(Required work) Repeat the data below exactly, dropping any pictures it holds.

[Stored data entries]
● ● ●

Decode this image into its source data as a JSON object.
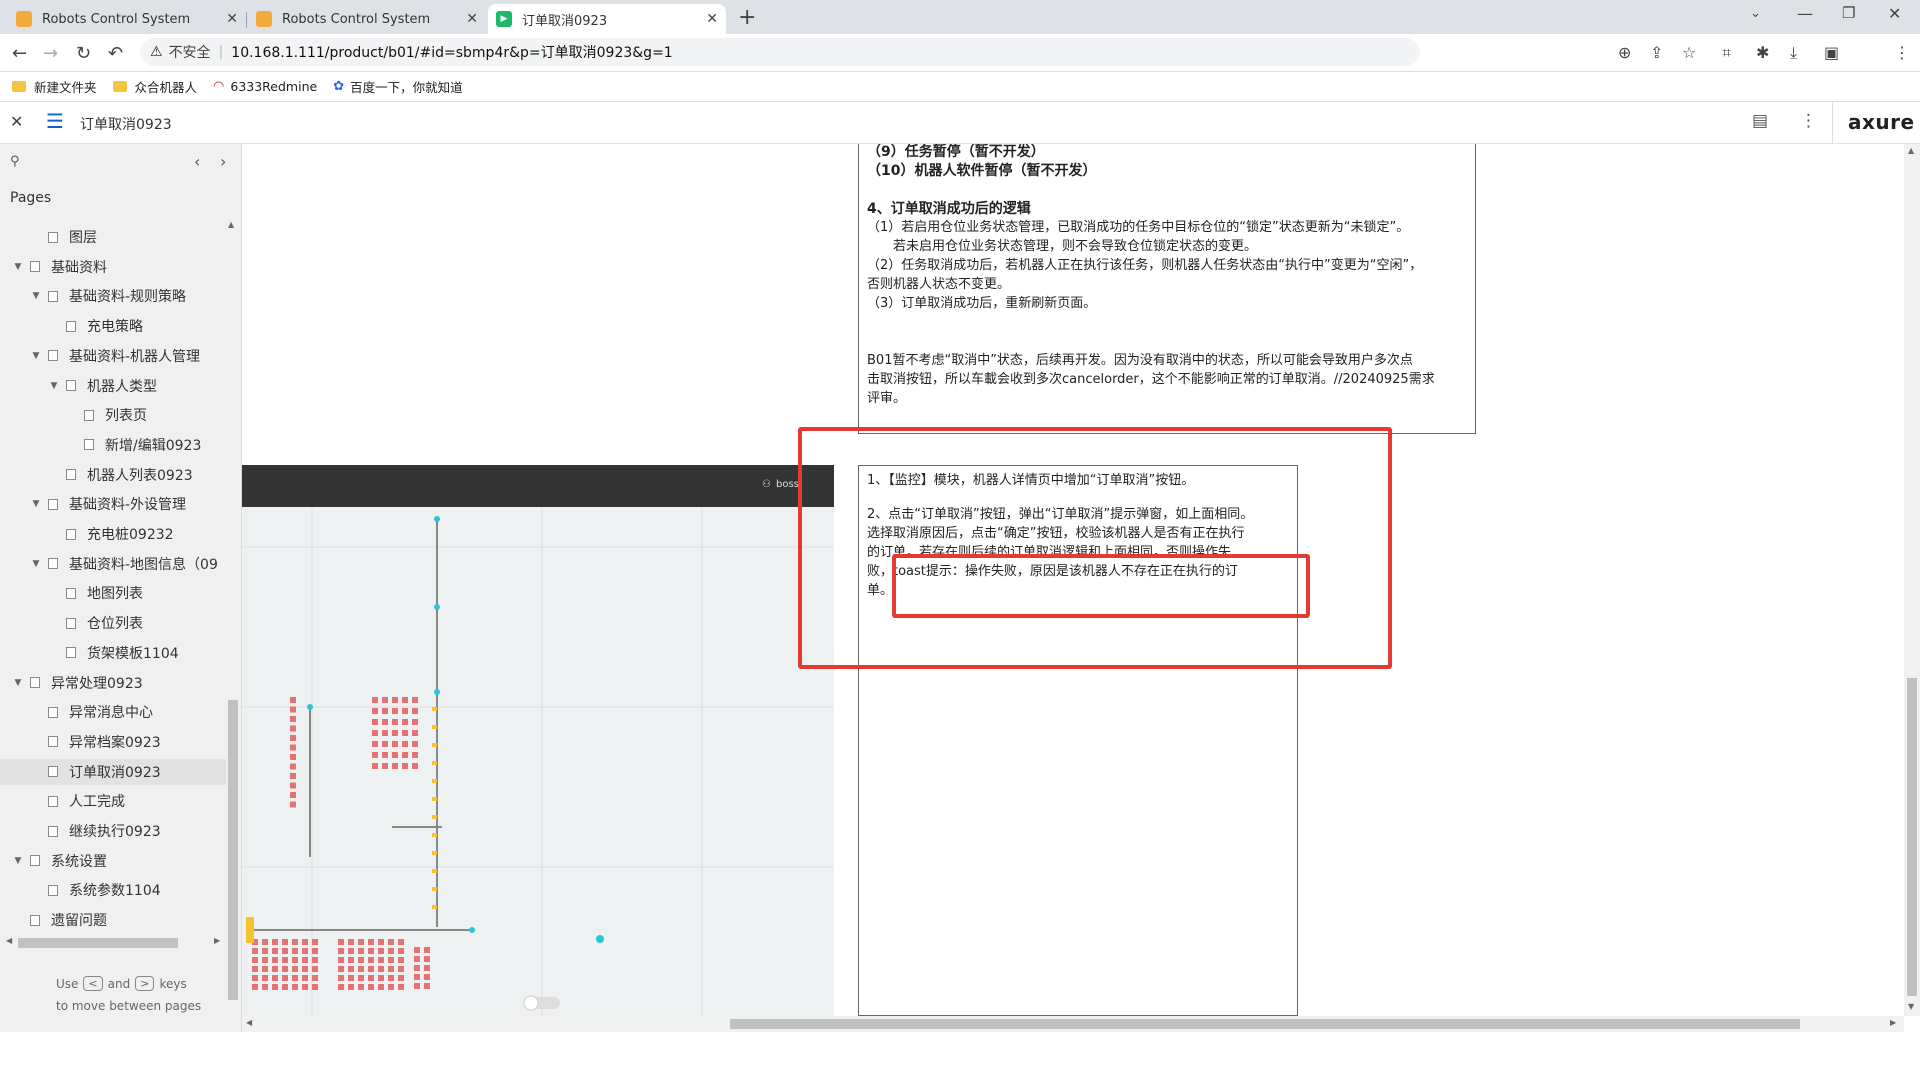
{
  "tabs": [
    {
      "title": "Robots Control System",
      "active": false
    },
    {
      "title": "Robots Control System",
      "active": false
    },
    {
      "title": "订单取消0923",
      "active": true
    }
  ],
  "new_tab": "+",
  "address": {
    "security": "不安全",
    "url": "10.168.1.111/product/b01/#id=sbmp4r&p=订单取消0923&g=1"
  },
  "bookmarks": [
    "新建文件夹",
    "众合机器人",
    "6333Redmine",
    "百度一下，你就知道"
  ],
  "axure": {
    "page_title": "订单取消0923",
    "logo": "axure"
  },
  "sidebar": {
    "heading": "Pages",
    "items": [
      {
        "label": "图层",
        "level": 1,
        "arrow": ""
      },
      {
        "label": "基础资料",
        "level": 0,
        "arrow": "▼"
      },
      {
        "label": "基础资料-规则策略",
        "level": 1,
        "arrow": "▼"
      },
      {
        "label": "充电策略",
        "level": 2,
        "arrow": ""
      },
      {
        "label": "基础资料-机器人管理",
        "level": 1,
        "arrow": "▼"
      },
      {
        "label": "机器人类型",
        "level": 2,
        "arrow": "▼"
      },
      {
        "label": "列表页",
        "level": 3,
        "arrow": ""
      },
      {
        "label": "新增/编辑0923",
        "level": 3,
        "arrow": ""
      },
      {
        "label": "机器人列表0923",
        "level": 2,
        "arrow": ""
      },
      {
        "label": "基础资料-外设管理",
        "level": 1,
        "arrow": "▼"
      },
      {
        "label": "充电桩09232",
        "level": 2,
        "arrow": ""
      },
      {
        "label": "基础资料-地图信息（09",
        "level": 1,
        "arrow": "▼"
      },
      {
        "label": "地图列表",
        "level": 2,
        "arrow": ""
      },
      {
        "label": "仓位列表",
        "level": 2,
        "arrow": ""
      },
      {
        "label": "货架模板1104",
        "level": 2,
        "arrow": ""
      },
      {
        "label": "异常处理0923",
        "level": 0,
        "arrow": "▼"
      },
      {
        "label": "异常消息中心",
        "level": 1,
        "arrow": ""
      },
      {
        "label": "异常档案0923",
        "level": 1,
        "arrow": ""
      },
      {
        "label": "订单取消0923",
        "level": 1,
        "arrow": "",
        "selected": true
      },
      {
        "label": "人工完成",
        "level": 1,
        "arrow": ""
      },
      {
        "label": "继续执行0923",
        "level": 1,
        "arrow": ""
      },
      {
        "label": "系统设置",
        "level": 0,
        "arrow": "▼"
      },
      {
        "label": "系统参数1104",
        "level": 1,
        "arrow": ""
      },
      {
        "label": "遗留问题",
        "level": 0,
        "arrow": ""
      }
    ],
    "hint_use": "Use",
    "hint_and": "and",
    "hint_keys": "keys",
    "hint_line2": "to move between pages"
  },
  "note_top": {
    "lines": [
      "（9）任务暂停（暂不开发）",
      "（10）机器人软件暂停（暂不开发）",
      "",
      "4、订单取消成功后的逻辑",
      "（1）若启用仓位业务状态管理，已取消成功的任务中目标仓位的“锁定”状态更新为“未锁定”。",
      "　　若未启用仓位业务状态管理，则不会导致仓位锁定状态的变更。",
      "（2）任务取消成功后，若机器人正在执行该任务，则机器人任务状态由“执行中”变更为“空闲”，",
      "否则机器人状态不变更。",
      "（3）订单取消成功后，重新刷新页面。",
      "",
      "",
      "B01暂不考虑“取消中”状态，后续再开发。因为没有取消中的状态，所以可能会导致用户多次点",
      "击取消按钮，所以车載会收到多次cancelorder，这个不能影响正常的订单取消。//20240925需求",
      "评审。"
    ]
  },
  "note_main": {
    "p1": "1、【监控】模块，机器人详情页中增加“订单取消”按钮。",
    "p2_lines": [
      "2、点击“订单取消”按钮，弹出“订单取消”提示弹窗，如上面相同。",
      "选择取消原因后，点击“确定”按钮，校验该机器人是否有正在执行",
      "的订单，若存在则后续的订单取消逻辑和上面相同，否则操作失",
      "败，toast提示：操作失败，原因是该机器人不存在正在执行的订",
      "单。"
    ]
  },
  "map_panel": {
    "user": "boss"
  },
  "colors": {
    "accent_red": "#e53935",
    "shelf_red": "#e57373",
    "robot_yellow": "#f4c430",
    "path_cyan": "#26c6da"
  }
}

● ● ●

(Output)
Decode this image into its source data as a JSON object.
{
  "tabs": [
    {
      "title": "Robots Control System",
      "active": false
    },
    {
      "title": "Robots Control System",
      "active": false
    },
    {
      "title": "订单取消0923",
      "active": true
    }
  ],
  "new_tab": "+",
  "address": {
    "security": "不安全",
    "url": "10.168.1.111/product/b01/#id=sbmp4r&p=订单取消0923&g=1"
  },
  "bookmarks": [
    "新建文件夹",
    "众合机器人",
    "6333Redmine",
    "百度一下，你就知道"
  ],
  "axure": {
    "page_title": "订单取消0923",
    "logo": "axure"
  },
  "sidebar": {
    "heading": "Pages",
    "items": [
      {
        "label": "图层",
        "level": 1,
        "arrow": ""
      },
      {
        "label": "基础资料",
        "level": 0,
        "arrow": "▼"
      },
      {
        "label": "基础资料-规则策略",
        "level": 1,
        "arrow": "▼"
      },
      {
        "label": "充电策略",
        "level": 2,
        "arrow": ""
      },
      {
        "label": "基础资料-机器人管理",
        "level": 1,
        "arrow": "▼"
      },
      {
        "label": "机器人类型",
        "level": 2,
        "arrow": "▼"
      },
      {
        "label": "列表页",
        "level": 3,
        "arrow": ""
      },
      {
        "label": "新增/编辑0923",
        "level": 3,
        "arrow": ""
      },
      {
        "label": "机器人列表0923",
        "level": 2,
        "arrow": ""
      },
      {
        "label": "基础资料-外设管理",
        "level": 1,
        "arrow": "▼"
      },
      {
        "label": "充电桩09232",
        "level": 2,
        "arrow": ""
      },
      {
        "label": "基础资料-地图信息（09",
        "level": 1,
        "arrow": "▼"
      },
      {
        "label": "地图列表",
        "level": 2,
        "arrow": ""
      },
      {
        "label": "仓位列表",
        "level": 2,
        "arrow": ""
      },
      {
        "label": "货架模板1104",
        "level": 2,
        "arrow": ""
      },
      {
        "label": "异常处理0923",
        "level": 0,
        "arrow": "▼"
      },
      {
        "label": "异常消息中心",
        "level": 1,
        "arrow": ""
      },
      {
        "label": "异常档案0923",
        "level": 1,
        "arrow": ""
      },
      {
        "label": "订单取消0923",
        "level": 1,
        "arrow": "",
        "selected": true
      },
      {
        "label": "人工完成",
        "level": 1,
        "arrow": ""
      },
      {
        "label": "继续执行0923",
        "level": 1,
        "arrow": ""
      },
      {
        "label": "系统设置",
        "level": 0,
        "arrow": "▼"
      },
      {
        "label": "系统参数1104",
        "level": 1,
        "arrow": ""
      },
      {
        "label": "遗留问题",
        "level": 0,
        "arrow": ""
      }
    ],
    "hint_use": "Use",
    "hint_and": "and",
    "hint_keys": "keys",
    "hint_line2": "to move between pages"
  },
  "note_top": {
    "lines": [
      "（9）任务暂停（暂不开发）",
      "（10）机器人软件暂停（暂不开发）",
      "",
      "4、订单取消成功后的逻辑",
      "（1）若启用仓位业务状态管理，已取消成功的任务中目标仓位的“锁定”状态更新为“未锁定”。",
      "　　若未启用仓位业务状态管理，则不会导致仓位锁定状态的变更。",
      "（2）任务取消成功后，若机器人正在执行该任务，则机器人任务状态由“执行中”变更为“空闲”，",
      "否则机器人状态不变更。",
      "（3）订单取消成功后，重新刷新页面。",
      "",
      "",
      "B01暂不考虑“取消中”状态，后续再开发。因为没有取消中的状态，所以可能会导致用户多次点",
      "击取消按钮，所以车載会收到多次cancelorder，这个不能影响正常的订单取消。//20240925需求",
      "评审。"
    ]
  },
  "note_main": {
    "p1": "1、【监控】模块，机器人详情页中增加“订单取消”按钮。",
    "p2_lines": [
      "2、点击“订单取消”按钮，弹出“订单取消”提示弹窗，如上面相同。",
      "选择取消原因后，点击“确定”按钮，校验该机器人是否有正在执行",
      "的订单，若存在则后续的订单取消逻辑和上面相同，否则操作失",
      "败，toast提示：操作失败，原因是该机器人不存在正在执行的订",
      "单。"
    ]
  },
  "map_panel": {
    "user": "boss"
  },
  "colors": {
    "accent_red": "#e53935",
    "shelf_red": "#e57373",
    "robot_yellow": "#f4c430",
    "path_cyan": "#26c6da"
  }
}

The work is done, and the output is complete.